» DESCRIPTION OF THE TASK
Reproduce every entry below precisely. Pictures are excluded from the copy.
[START PROVIDED INFORMATION]
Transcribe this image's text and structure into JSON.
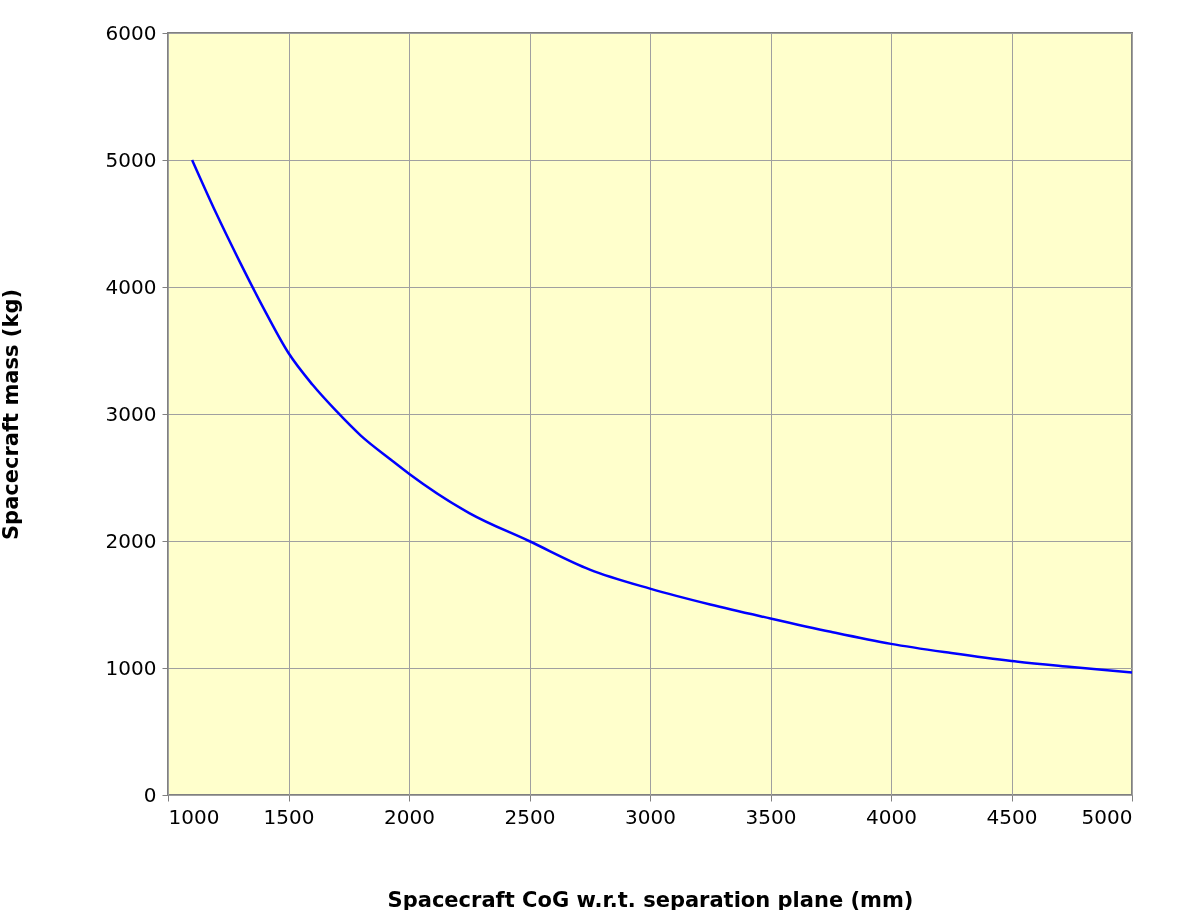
{
  "chart_data": {
    "type": "line",
    "xlabel": "Spacecraft CoG w.r.t. separation plane (mm)",
    "ylabel": "Spacecraft mass (kg)",
    "x": [
      1100,
      1200,
      1300,
      1400,
      1500,
      1600,
      1700,
      1800,
      1925,
      2000,
      2250,
      2498,
      2750,
      3000,
      3250,
      3500,
      3750,
      4000,
      4250,
      4500,
      4750,
      5000
    ],
    "series": [
      {
        "color": "#0000ff",
        "values": [
          5000,
          4580,
          4190,
          3820,
          3480,
          3230,
          3020,
          2830,
          2640,
          2530,
          2220,
          2000,
          1775,
          1625,
          1500,
          1390,
          1285,
          1190,
          1118,
          1055,
          1008,
          965
        ]
      }
    ],
    "xlim": [
      1000,
      5000
    ],
    "xticks": [
      1000,
      1500,
      2000,
      2500,
      3000,
      3500,
      4000,
      4500,
      5000
    ],
    "ylim": [
      0,
      6000
    ],
    "yticks": [
      0,
      1000,
      2000,
      3000,
      4000,
      5000,
      6000
    ],
    "grid": true,
    "marker": "none",
    "line_style": "solid"
  }
}
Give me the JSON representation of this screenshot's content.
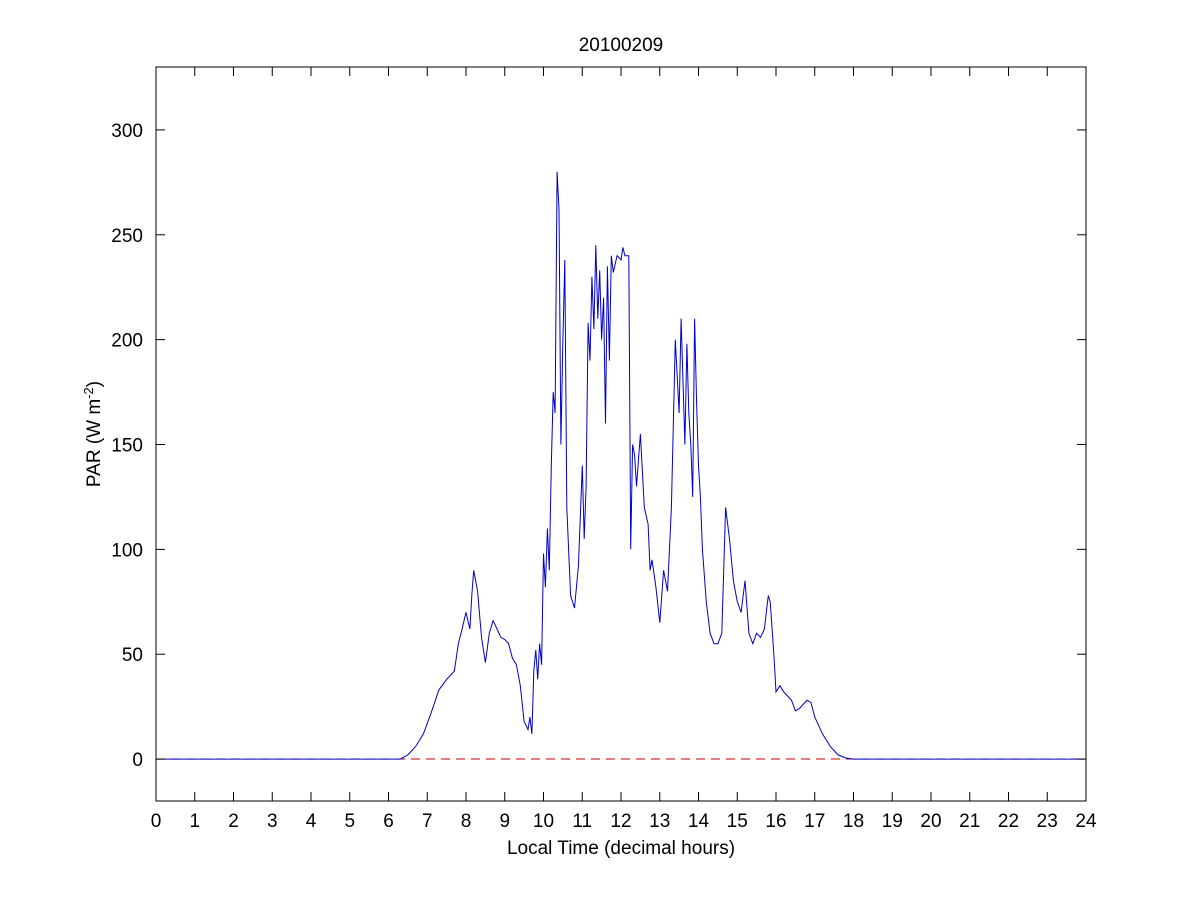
{
  "chart_data": {
    "type": "line",
    "title": "20100209",
    "xlabel": "Local Time (decimal hours)",
    "ylabel_main": "PAR (W m",
    "ylabel_exp": "-2",
    "ylabel_close": ")",
    "xlim": [
      0,
      24
    ],
    "ylim": [
      -20,
      330
    ],
    "xticks": [
      0,
      1,
      2,
      3,
      4,
      5,
      6,
      7,
      8,
      9,
      10,
      11,
      12,
      13,
      14,
      15,
      16,
      17,
      18,
      19,
      20,
      21,
      22,
      23,
      24
    ],
    "yticks": [
      0,
      50,
      100,
      150,
      200,
      250,
      300
    ],
    "grid": false,
    "legend": "none",
    "colors": {
      "series": "#0000c8",
      "zero_line": "#c00000"
    },
    "reference_line": {
      "y": 0,
      "style": "dashed"
    },
    "series": [
      {
        "x": [
          0,
          6.3,
          6.5,
          6.7,
          6.9,
          7.1,
          7.3,
          7.5,
          7.7,
          7.8,
          7.9,
          8.0,
          8.05,
          8.1,
          8.15,
          8.2,
          8.3,
          8.4,
          8.5,
          8.6,
          8.7,
          8.8,
          8.9,
          9.0,
          9.1,
          9.2,
          9.3,
          9.4,
          9.5,
          9.6,
          9.65,
          9.7,
          9.75,
          9.8,
          9.85,
          9.9,
          9.95,
          10.0,
          10.05,
          10.1,
          10.15,
          10.2,
          10.25,
          10.3,
          10.35,
          10.4,
          10.45,
          10.5,
          10.55,
          10.6,
          10.7,
          10.8,
          10.9,
          11.0,
          11.05,
          11.1,
          11.15,
          11.2,
          11.25,
          11.3,
          11.35,
          11.4,
          11.45,
          11.5,
          11.55,
          11.6,
          11.65,
          11.7,
          11.75,
          11.8,
          11.9,
          12.0,
          12.05,
          12.1,
          12.2,
          12.25,
          12.3,
          12.35,
          12.4,
          12.5,
          12.6,
          12.7,
          12.75,
          12.8,
          12.9,
          13.0,
          13.1,
          13.2,
          13.3,
          13.4,
          13.5,
          13.55,
          13.6,
          13.65,
          13.7,
          13.75,
          13.8,
          13.85,
          13.9,
          13.95,
          14.0,
          14.05,
          14.1,
          14.2,
          14.3,
          14.4,
          14.5,
          14.6,
          14.65,
          14.7,
          14.8,
          14.9,
          15.0,
          15.1,
          15.2,
          15.3,
          15.4,
          15.5,
          15.6,
          15.7,
          15.75,
          15.8,
          15.85,
          15.9,
          15.95,
          16.0,
          16.1,
          16.2,
          16.3,
          16.4,
          16.5,
          16.6,
          16.7,
          16.8,
          16.9,
          17.0,
          17.2,
          17.4,
          17.6,
          17.8,
          18.0,
          24
        ],
        "y": [
          0,
          0,
          2,
          6,
          12,
          22,
          33,
          38,
          42,
          55,
          62,
          70,
          66,
          62,
          78,
          90,
          80,
          58,
          46,
          60,
          66,
          62,
          58,
          57,
          55,
          48,
          45,
          35,
          18,
          14,
          20,
          12,
          42,
          52,
          38,
          55,
          45,
          98,
          82,
          110,
          90,
          140,
          175,
          165,
          280,
          262,
          150,
          200,
          238,
          120,
          78,
          72,
          92,
          140,
          105,
          130,
          208,
          190,
          230,
          205,
          245,
          210,
          233,
          200,
          220,
          160,
          235,
          190,
          240,
          232,
          240,
          238,
          244,
          240,
          240,
          100,
          150,
          145,
          130,
          155,
          120,
          112,
          90,
          95,
          82,
          65,
          90,
          80,
          120,
          200,
          165,
          210,
          180,
          150,
          198,
          165,
          150,
          125,
          210,
          170,
          140,
          125,
          100,
          75,
          60,
          55,
          55,
          60,
          90,
          120,
          105,
          85,
          75,
          70,
          85,
          60,
          55,
          60,
          58,
          62,
          70,
          78,
          75,
          62,
          48,
          32,
          35,
          32,
          30,
          28,
          23,
          24,
          26,
          28,
          27,
          20,
          12,
          6,
          2,
          0.5,
          0,
          0
        ]
      }
    ]
  }
}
[END PROVIDED INFORMATION]
» COMPLETED TASK
Transcribe this image's text and structure into JSON.
{
  "chart_data": {
    "type": "line",
    "xlabel": "Spacecraft CoG w.r.t. separation plane (mm)",
    "ylabel": "Spacecraft mass (kg)",
    "x": [
      1100,
      1200,
      1300,
      1400,
      1500,
      1600,
      1700,
      1800,
      1925,
      2000,
      2250,
      2498,
      2750,
      3000,
      3250,
      3500,
      3750,
      4000,
      4250,
      4500,
      4750,
      5000
    ],
    "series": [
      {
        "color": "#0000ff",
        "values": [
          5000,
          4580,
          4190,
          3820,
          3480,
          3230,
          3020,
          2830,
          2640,
          2530,
          2220,
          2000,
          1775,
          1625,
          1500,
          1390,
          1285,
          1190,
          1118,
          1055,
          1008,
          965
        ]
      }
    ],
    "xlim": [
      1000,
      5000
    ],
    "xticks": [
      1000,
      1500,
      2000,
      2500,
      3000,
      3500,
      4000,
      4500,
      5000
    ],
    "ylim": [
      0,
      6000
    ],
    "yticks": [
      0,
      1000,
      2000,
      3000,
      4000,
      5000,
      6000
    ],
    "grid": true,
    "marker": "none",
    "line_style": "solid"
  }
}
Give me the JSON representation of this screenshot's content.
{
  "chart_data": {
    "type": "line",
    "title": "20100209",
    "xlabel": "Local Time (decimal hours)",
    "ylabel_main": "PAR (W m",
    "ylabel_exp": "-2",
    "ylabel_close": ")",
    "xlim": [
      0,
      24
    ],
    "ylim": [
      -20,
      330
    ],
    "xticks": [
      0,
      1,
      2,
      3,
      4,
      5,
      6,
      7,
      8,
      9,
      10,
      11,
      12,
      13,
      14,
      15,
      16,
      17,
      18,
      19,
      20,
      21,
      22,
      23,
      24
    ],
    "yticks": [
      0,
      50,
      100,
      150,
      200,
      250,
      300
    ],
    "grid": false,
    "legend": "none",
    "colors": {
      "series": "#0000c8",
      "zero_line": "#c00000"
    },
    "reference_line": {
      "y": 0,
      "style": "dashed"
    },
    "series": [
      {
        "x": [
          0,
          6.3,
          6.5,
          6.7,
          6.9,
          7.1,
          7.3,
          7.5,
          7.7,
          7.8,
          7.9,
          8.0,
          8.05,
          8.1,
          8.15,
          8.2,
          8.3,
          8.4,
          8.5,
          8.6,
          8.7,
          8.8,
          8.9,
          9.0,
          9.1,
          9.2,
          9.3,
          9.4,
          9.5,
          9.6,
          9.65,
          9.7,
          9.75,
          9.8,
          9.85,
          9.9,
          9.95,
          10.0,
          10.05,
          10.1,
          10.15,
          10.2,
          10.25,
          10.3,
          10.35,
          10.4,
          10.45,
          10.5,
          10.55,
          10.6,
          10.7,
          10.8,
          10.9,
          11.0,
          11.05,
          11.1,
          11.15,
          11.2,
          11.25,
          11.3,
          11.35,
          11.4,
          11.45,
          11.5,
          11.55,
          11.6,
          11.65,
          11.7,
          11.75,
          11.8,
          11.9,
          12.0,
          12.05,
          12.1,
          12.2,
          12.25,
          12.3,
          12.35,
          12.4,
          12.5,
          12.6,
          12.7,
          12.75,
          12.8,
          12.9,
          13.0,
          13.1,
          13.2,
          13.3,
          13.4,
          13.5,
          13.55,
          13.6,
          13.65,
          13.7,
          13.75,
          13.8,
          13.85,
          13.9,
          13.95,
          14.0,
          14.05,
          14.1,
          14.2,
          14.3,
          14.4,
          14.5,
          14.6,
          14.65,
          14.7,
          14.8,
          14.9,
          15.0,
          15.1,
          15.2,
          15.3,
          15.4,
          15.5,
          15.6,
          15.7,
          15.75,
          15.8,
          15.85,
          15.9,
          15.95,
          16.0,
          16.1,
          16.2,
          16.3,
          16.4,
          16.5,
          16.6,
          16.7,
          16.8,
          16.9,
          17.0,
          17.2,
          17.4,
          17.6,
          17.8,
          18.0,
          24
        ],
        "y": [
          0,
          0,
          2,
          6,
          12,
          22,
          33,
          38,
          42,
          55,
          62,
          70,
          66,
          62,
          78,
          90,
          80,
          58,
          46,
          60,
          66,
          62,
          58,
          57,
          55,
          48,
          45,
          35,
          18,
          14,
          20,
          12,
          42,
          52,
          38,
          55,
          45,
          98,
          82,
          110,
          90,
          140,
          175,
          165,
          280,
          262,
          150,
          200,
          238,
          120,
          78,
          72,
          92,
          140,
          105,
          130,
          208,
          190,
          230,
          205,
          245,
          210,
          233,
          200,
          220,
          160,
          235,
          190,
          240,
          232,
          240,
          238,
          244,
          240,
          240,
          100,
          150,
          145,
          130,
          155,
          120,
          112,
          90,
          95,
          82,
          65,
          90,
          80,
          120,
          200,
          165,
          210,
          180,
          150,
          198,
          165,
          150,
          125,
          210,
          170,
          140,
          125,
          100,
          75,
          60,
          55,
          55,
          60,
          90,
          120,
          105,
          85,
          75,
          70,
          85,
          60,
          55,
          60,
          58,
          62,
          70,
          78,
          75,
          62,
          48,
          32,
          35,
          32,
          30,
          28,
          23,
          24,
          26,
          28,
          27,
          20,
          12,
          6,
          2,
          0.5,
          0,
          0
        ]
      }
    ]
  }
}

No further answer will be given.